Turan Sert yayınladığı Medium yazısında Blockchain – Çevre ilişikisi ele alıyor. Biz de bu yazıyı sizlerle paylaşmak istedik.

Blockchain çevre için neden önemli?

 

İçinde yaşadığımız dünyayı ciddi şekilde kirlettiğimizin ve kaynakları geri döndürülemez biçimde yok ettğimizin artık belgeli hale gelmesi, hükümetlerin sorunu çözmeye yönelik ortak çabalarına 1990’lardan beri giderek artan bir hız kazandırdı. Bu çabaların sonuçlarını ise yeni yeni görmeye de başlıyoruz.

Örneğin 90’lı yıllarda artan CFC (klorofluorokarbon) gazı nedeniyle yaklaşık %10 seviyesinde incelen ozon tabakası bu gazın kullanımına yönelik alınan tedbirler sonucu 2000 senesinden itibaren her on yılda %3 oranında kalınlık artışı göstermeye başladı. Harika haber. Yeterli mi? Hayır. Bu daha bir başlangıç ve üstelik şu anda Çin dahil kimi ülkelerin hala ürettikleri kimi kimyasallar ile ozon tabakası için bir tehdit olduğu iddia ediliyor.

Çevre sorunlarının hükümetler tarafından koordine edilerek ele alınması doğru bir yöntem. Ancak sistemin karışıklığı, oyuncuların farklı çıkar ilişkileri, çevre konusunda yapılan yatırımların yüksek maliyetinden dolayı daha alınması gereken çok yol var. Zira, herhangi bir konuda öncelikle hükümetler anlaşmalı, sonrasında bu anlaşmalara uygun gerekli denetim ve ölçüm/bildirim mekanizmalarını kurulmalı, en sonunda da özel sektör ve kamu oyuncuları bu kurallara uygun davranıp aksiyonlarının sonuçlarını ölçmeli ve ilgili otoritelere bildirmeli. Oldukça yavaş işleyen bir mekanizma bu. Bu yavaşlık önümüzdeki nesillere miras olarak tamir edilemez hasarlara uğramış bir gezegen bırakmamıza yol açabilir.

90’ların başından beri yapılan müzakereler sonucu pek çok alanda hükümetler arası anlaşmalar yapıldı ve ülkelerin önüne özellikle çevre kirliliğini azaltma yolunda ödül/ceza sistemleri ve hedefler konuldu. Ölçümlemeler de uzun süredir yapılıyor. Bu ölçümler sonucu özellikle sera gazında önlenen hasarlar ile ilgili ödül kazanan firmalar bu ödüllerini çevreye zarar veren firmalara satarak çevre ile dost yatırımlarını daha karlı hale getiriyor. Yani yavaş yavaş çark dönmeye başladı.

- Görev malzemesi -

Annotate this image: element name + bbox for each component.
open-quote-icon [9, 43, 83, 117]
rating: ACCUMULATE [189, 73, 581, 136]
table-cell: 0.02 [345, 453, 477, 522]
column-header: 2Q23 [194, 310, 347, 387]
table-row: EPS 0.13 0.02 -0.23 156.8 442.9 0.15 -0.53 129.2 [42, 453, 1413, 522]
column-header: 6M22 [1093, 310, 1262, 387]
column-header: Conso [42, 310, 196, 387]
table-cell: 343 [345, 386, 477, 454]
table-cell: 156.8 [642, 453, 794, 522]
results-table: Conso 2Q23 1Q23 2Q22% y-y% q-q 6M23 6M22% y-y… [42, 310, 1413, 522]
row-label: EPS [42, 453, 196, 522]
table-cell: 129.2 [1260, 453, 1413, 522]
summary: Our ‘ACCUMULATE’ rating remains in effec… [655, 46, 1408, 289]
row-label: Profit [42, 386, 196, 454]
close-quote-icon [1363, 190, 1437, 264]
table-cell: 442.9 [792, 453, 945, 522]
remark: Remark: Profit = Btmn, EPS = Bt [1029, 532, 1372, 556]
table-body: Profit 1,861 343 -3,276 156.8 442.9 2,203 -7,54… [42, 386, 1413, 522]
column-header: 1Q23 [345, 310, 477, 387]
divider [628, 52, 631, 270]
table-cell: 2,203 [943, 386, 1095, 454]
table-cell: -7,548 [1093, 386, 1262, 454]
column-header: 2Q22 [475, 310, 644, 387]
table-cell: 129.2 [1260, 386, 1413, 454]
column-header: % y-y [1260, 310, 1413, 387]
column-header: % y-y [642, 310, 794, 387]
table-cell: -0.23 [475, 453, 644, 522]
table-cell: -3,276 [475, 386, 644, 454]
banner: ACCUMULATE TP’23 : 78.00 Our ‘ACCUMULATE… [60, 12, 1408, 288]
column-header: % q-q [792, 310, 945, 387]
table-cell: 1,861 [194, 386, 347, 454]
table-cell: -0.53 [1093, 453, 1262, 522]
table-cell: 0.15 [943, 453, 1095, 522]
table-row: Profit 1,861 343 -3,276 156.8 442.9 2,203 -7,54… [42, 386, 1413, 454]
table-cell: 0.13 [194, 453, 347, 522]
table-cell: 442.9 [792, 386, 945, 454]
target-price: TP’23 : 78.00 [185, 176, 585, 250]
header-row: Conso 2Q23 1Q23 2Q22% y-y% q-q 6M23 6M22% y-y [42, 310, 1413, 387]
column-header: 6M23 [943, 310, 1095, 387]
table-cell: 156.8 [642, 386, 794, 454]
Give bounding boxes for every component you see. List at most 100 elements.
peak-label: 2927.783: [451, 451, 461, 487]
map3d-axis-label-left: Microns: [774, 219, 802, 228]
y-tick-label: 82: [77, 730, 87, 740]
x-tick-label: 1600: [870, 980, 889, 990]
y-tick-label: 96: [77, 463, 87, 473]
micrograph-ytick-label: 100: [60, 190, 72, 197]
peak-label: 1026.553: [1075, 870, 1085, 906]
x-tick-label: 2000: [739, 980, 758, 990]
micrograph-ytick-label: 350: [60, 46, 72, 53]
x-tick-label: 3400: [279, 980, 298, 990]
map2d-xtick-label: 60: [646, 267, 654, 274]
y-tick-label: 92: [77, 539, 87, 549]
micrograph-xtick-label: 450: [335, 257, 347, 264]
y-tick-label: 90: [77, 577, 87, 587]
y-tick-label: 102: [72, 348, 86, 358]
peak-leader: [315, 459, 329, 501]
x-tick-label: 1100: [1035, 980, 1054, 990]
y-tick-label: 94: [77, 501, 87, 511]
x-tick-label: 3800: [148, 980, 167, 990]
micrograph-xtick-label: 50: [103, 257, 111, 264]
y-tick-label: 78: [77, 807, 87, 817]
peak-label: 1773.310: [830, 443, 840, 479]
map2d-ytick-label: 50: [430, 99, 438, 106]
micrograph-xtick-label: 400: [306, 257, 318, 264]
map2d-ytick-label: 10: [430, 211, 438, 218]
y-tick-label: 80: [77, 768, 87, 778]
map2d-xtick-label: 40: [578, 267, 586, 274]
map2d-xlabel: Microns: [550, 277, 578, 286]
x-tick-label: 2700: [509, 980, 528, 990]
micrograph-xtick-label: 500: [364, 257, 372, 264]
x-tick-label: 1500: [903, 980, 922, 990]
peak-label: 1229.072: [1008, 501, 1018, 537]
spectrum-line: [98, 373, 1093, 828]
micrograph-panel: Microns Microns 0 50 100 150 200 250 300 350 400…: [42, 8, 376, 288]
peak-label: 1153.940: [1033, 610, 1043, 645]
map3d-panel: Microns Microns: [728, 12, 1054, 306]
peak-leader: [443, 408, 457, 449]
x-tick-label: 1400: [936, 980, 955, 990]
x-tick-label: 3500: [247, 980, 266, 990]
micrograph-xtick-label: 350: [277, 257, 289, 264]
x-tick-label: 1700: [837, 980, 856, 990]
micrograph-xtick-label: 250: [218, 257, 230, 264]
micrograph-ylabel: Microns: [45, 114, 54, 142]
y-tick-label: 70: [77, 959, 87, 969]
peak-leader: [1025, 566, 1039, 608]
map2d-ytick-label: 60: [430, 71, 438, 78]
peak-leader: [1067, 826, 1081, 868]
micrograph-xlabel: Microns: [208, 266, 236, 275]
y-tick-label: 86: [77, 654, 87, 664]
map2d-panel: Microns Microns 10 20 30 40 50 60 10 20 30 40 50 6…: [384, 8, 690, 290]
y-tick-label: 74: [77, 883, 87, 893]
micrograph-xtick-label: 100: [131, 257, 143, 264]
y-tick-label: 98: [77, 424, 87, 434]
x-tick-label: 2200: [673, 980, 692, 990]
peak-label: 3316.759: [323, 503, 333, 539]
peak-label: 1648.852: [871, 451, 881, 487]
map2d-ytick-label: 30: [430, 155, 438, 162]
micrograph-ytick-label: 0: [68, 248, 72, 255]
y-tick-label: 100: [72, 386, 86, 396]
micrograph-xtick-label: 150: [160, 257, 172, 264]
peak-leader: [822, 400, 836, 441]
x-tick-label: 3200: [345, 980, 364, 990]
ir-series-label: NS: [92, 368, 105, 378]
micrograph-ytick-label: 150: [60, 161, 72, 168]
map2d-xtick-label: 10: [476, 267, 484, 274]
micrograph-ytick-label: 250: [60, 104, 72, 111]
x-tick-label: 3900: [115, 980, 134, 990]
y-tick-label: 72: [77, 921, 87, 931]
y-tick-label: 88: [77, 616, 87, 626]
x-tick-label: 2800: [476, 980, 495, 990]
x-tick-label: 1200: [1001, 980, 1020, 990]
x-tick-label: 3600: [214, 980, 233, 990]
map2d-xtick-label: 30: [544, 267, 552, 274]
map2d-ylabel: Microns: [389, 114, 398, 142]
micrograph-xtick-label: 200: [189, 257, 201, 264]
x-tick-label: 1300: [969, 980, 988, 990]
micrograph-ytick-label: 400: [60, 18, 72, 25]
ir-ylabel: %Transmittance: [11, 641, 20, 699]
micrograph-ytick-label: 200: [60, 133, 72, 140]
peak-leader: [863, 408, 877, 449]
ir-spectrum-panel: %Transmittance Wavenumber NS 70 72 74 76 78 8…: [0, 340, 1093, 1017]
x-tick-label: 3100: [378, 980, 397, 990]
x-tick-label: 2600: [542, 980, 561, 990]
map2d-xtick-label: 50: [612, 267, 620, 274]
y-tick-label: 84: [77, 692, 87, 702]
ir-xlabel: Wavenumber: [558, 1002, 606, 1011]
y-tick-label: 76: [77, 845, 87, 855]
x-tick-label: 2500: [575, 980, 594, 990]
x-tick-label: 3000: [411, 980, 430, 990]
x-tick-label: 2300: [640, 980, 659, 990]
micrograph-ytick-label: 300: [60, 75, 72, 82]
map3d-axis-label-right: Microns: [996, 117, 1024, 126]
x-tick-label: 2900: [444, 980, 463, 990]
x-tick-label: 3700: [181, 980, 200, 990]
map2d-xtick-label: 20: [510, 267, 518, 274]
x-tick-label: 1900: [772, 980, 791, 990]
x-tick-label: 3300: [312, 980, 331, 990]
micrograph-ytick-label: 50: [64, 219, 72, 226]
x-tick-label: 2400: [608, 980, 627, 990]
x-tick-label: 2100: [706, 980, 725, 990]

- Yapılacak işler -
- 1) Seçilen bölümde, çevre sorunlarının çözümünde daha alınması gereken çok yol olmasının nedenleri olarak sayılan şeyleri listeleyin.
- 2) Satırların başından "table-cell: 156.8 [642, 386, 794, 454]" içeren satıra kadar her şeyi, iki uç da dahil olmak üzere, lütfen her satır için bir dize içeren bir JSON listesine dönüştürün ve boş satırları atlayın.
Seçilen bölüm ile satırlar arasında hiçbir bağlantı yoktur.

- Alıştırma yanıtları -
- 1)
- Sistemin karışıklığı
- Oyuncuların farklı çıkar ilişkileri
- Çevre konusunda yapılan yatırımların yüksek maliyeti

- 2)
[
  "Annotate this image: element name + bbox for each component.",
  "open-quote-icon [9, 43, 83, 117]",
  "rating: ACCUMULATE [189, 73, 581, 136]",
  "table-cell: 0.02 [345, 453, 477, 522]",
  "column-header: 2Q23 [194, 310, 347, 387]",
  "table-row: EPS 0.13 0.02 -0.23 156.8 442.9 0.15 -0.53 129.2 [42, 453, 1413, 522]",
  "column-header: 6M22 [1093, 310, 1262, 387]",
  "column-header: Conso [42, 310, 196, 387]",
  "table-cell: 343 [345, 386, 477, 454]",
  "table-cell: 156.8 [642, 453, 794, 522]",
  "results-table: Conso 2Q23 1Q23 2Q22% y-y% q-q 6M23 6M22% y-y… [42, 310, 1413, 522]",
  "row-label: EPS [42, 453, 196, 522]",
  "table-cell: 129.2 [1260, 453, 1413, 522]",
  "summary: Our ‘ACCUMULATE’ rating remains in effec… [655, 46, 1408, 289]",
  "row-label: Profit [42, 386, 196, 454]",
  "close-quote-icon [1363, 190, 1437, 264]",
  "table-cell: 442.9 [792, 453, 945, 522]",
  "remark: Remark: Profit = Btmn, EPS = Bt [1029, 532, 1372, 556]",
  "table-body: Profit 1,861 343 -3,276 156.8 442.9 2,203 -7,54… [42, 386, 1413, 522]",
  "column-header: 1Q23 [345, 310, 477, 387]",
  "divider [628, 52, 631, 270]",
  "table-cell: 2,203 [943, 386, 1095, 454]",
  "table-cell: -7,548 [1093, 386, 1262, 454]",
  "column-header: 2Q22 [475, 310, 644, 387]",
  "table-cell: 129.2 [1260, 386, 1413, 454]",
  "column-header: % y-y [1260, 310, 1413, 387]",
  "column-header: % y-y [642, 310, 794, 387]",
  "table-cell: -0.23 [475, 453, 644, 522]",
  "table-cell: -3,276 [475, 386, 644, 454]",
  "banner: ACCUMULATE TP’23 : 78.00 Our ‘ACCUMULATE… [60, 12, 1408, 288]",
  "column-header: % q-q [792, 310, 945, 387]",
  "table-cell: 1,861 [194, 386, 347, 454]",
  "table-cell: -0.53 [1093, 453, 1262, 522]",
  "table-cell: 0.15 [943, 453, 1095, 522]",
  "table-row: Profit 1,861 343 -3,276 156.8 442.9 2,203 -7,54… [42, 386, 1413, 454]",
  "table-cell: 0.13 [194, 453, 347, 522]",
  "table-cell: 442.9 [792, 386, 945, 454]",
  "target-price: TP’23 : 78.00 [185, 176, 585, 250]",
  "header-row: Conso 2Q23 1Q23 2Q22% y-y% q-q 6M23 6M22% y-y [42, 310, 1413, 387]",
  "column-header: 6M23 [943, 310, 1095, 387]",
  "table-cell: 156.8 [642, 386, 794, 454]"
]